• Istruzione data: Nel documento di origine sulla narco-guerra, per quale motivo il quotidiano online specializzato in questo tema chiuderà i battenti? Rispondi in una o due frasi.

• Documento di origine:

________

Il grido di Linares è rimasto inascoltato. Ora anche lui è morto, ucciso martedì da otto colpi d’arma da fuoco esplosi da sconosciuti nella stessa casa della vittima, di fronte ai familiari. Nemmeno questo ha placato i narcos. Mercoledì sera, un gruppo di sicari ha fatto irruzione alla veglia funebre e ha dato due minuti ai giornalisti presenti, di Monitor Michoacan e di altre testate, per andar via. Il tutto nonostante la vigilanza organizzata dalla procura generale. Qualche ora dopo, è arrivato il drammatico annuncio del vicedirettore: il quotidiano online, specializzato nella copertura della narco-guerra, chiuderà i battenti per proteggere i propri reporter.

________

• Informazioni estratte:
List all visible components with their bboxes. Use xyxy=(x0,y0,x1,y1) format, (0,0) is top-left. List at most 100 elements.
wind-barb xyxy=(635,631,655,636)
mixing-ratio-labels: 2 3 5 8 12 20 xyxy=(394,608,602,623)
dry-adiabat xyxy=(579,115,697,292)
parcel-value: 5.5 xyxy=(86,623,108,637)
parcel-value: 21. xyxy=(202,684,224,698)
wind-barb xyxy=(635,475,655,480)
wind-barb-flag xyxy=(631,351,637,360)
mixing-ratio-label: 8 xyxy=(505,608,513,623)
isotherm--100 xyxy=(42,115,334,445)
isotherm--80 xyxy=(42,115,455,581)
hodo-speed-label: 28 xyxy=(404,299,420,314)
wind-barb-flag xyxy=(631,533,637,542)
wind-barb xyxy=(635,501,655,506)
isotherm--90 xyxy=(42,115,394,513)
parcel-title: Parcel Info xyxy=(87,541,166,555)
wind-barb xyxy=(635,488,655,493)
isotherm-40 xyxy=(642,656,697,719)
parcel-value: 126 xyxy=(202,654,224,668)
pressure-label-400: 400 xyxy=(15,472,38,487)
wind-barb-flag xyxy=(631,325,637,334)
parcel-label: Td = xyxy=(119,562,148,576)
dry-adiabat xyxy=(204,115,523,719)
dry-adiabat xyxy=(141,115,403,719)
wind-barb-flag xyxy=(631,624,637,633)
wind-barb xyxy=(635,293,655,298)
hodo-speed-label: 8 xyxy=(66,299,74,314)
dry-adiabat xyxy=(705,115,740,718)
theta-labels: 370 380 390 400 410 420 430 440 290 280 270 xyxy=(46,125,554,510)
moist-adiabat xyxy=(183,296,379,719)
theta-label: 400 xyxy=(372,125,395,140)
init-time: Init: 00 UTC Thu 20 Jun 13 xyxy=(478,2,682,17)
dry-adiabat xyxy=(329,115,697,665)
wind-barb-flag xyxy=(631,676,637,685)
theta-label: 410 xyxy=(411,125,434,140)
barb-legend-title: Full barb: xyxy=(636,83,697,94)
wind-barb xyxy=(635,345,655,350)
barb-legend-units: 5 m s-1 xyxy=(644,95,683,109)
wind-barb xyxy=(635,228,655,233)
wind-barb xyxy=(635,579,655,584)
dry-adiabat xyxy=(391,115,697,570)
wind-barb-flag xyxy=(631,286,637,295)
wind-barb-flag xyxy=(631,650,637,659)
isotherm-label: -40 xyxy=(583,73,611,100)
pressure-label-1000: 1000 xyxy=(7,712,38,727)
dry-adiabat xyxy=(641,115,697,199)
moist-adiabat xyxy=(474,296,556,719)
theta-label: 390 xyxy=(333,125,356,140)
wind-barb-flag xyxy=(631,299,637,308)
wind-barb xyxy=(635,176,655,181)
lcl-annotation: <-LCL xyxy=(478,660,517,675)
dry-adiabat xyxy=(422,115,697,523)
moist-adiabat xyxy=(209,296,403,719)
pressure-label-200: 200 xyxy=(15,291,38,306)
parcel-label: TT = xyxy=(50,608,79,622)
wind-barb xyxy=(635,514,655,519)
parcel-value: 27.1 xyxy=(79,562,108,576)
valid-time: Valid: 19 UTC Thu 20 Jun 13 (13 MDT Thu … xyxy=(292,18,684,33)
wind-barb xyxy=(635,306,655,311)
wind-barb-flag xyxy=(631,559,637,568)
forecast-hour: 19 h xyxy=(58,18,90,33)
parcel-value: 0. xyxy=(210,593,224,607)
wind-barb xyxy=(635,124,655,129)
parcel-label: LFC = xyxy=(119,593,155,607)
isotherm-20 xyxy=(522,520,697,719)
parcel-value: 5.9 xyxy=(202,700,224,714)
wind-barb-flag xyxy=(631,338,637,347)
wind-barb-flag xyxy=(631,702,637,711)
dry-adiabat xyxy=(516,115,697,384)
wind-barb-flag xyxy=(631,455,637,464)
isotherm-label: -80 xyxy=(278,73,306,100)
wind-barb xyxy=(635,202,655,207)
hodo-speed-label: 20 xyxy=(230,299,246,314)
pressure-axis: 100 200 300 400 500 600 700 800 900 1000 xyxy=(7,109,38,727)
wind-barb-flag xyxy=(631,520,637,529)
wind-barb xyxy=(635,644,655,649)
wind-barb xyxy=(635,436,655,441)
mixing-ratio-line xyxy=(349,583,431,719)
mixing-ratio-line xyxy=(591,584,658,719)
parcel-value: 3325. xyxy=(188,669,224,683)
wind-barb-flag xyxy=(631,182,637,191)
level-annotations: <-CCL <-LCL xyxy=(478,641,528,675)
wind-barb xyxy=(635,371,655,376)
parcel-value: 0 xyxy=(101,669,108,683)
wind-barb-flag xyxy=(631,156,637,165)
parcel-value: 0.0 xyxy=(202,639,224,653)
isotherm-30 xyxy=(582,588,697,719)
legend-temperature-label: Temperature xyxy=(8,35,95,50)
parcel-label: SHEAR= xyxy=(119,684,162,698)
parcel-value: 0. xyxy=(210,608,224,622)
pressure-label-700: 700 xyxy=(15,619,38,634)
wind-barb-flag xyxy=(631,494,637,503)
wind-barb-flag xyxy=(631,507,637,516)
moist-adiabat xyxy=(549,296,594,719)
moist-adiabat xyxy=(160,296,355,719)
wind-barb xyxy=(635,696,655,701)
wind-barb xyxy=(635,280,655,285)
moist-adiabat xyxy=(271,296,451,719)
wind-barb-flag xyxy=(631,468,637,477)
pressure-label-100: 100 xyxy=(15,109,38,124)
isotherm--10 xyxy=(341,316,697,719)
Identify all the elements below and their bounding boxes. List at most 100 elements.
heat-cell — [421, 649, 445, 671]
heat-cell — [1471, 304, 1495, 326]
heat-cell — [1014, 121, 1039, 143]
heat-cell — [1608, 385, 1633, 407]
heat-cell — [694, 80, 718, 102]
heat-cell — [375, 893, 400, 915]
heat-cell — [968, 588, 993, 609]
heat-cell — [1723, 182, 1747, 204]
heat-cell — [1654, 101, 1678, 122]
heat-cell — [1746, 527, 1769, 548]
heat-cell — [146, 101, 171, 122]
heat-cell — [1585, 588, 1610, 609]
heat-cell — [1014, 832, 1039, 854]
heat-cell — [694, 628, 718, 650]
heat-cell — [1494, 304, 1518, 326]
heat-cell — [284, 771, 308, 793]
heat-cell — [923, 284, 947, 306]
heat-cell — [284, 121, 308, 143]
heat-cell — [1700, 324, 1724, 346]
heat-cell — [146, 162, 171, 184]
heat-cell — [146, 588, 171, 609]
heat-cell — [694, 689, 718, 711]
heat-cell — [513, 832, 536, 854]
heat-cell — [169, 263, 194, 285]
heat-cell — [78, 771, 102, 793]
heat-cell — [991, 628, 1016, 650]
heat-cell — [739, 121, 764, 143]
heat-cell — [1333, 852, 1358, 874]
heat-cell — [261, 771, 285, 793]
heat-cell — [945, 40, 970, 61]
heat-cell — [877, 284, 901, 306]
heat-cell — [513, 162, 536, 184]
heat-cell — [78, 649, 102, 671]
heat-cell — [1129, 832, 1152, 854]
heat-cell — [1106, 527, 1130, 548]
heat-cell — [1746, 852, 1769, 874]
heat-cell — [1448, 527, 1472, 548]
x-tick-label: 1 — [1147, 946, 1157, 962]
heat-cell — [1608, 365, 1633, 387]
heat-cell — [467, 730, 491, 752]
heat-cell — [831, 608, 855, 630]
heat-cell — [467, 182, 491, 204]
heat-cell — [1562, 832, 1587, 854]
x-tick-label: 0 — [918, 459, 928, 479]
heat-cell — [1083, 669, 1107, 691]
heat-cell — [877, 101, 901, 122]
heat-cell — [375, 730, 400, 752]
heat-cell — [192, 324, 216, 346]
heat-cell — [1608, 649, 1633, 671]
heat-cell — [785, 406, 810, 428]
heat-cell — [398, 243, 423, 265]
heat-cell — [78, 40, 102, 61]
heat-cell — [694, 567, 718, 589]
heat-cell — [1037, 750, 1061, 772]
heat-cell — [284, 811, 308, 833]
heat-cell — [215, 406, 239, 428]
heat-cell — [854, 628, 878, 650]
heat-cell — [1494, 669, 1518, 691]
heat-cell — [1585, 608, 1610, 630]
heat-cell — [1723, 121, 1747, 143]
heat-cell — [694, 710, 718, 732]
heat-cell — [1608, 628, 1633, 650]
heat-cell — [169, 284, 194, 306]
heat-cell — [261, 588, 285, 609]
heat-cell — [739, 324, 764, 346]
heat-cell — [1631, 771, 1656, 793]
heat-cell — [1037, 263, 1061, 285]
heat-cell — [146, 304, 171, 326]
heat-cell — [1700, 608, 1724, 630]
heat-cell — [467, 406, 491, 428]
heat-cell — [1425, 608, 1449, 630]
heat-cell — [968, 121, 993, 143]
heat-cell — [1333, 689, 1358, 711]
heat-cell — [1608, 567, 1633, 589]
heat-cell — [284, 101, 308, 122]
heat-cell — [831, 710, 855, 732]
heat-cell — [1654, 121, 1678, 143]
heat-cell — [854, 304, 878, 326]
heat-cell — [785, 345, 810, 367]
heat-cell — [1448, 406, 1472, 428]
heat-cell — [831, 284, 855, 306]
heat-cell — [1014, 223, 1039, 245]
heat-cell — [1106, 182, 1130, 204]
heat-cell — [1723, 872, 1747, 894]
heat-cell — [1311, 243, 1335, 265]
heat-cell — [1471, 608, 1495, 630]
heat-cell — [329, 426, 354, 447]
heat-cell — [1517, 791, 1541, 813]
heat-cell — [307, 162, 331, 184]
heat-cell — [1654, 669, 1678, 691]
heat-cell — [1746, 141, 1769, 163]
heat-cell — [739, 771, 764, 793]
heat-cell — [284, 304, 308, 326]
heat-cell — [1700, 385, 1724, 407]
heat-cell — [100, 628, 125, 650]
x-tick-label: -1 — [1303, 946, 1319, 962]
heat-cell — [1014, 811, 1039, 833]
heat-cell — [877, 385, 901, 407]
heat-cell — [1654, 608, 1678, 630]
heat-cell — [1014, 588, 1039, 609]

________

• Soluzione proposta: Secondo l'annuncio del vicedirettore, il quotidiano online chiuderà per proteggere i propri reporter. L'annuncio è arrivato qualche ora dopo che un gruppo di sicari aveva fatto irruzione alla veglia funebre, dando ai giornalisti presenti due minuti per andarsene.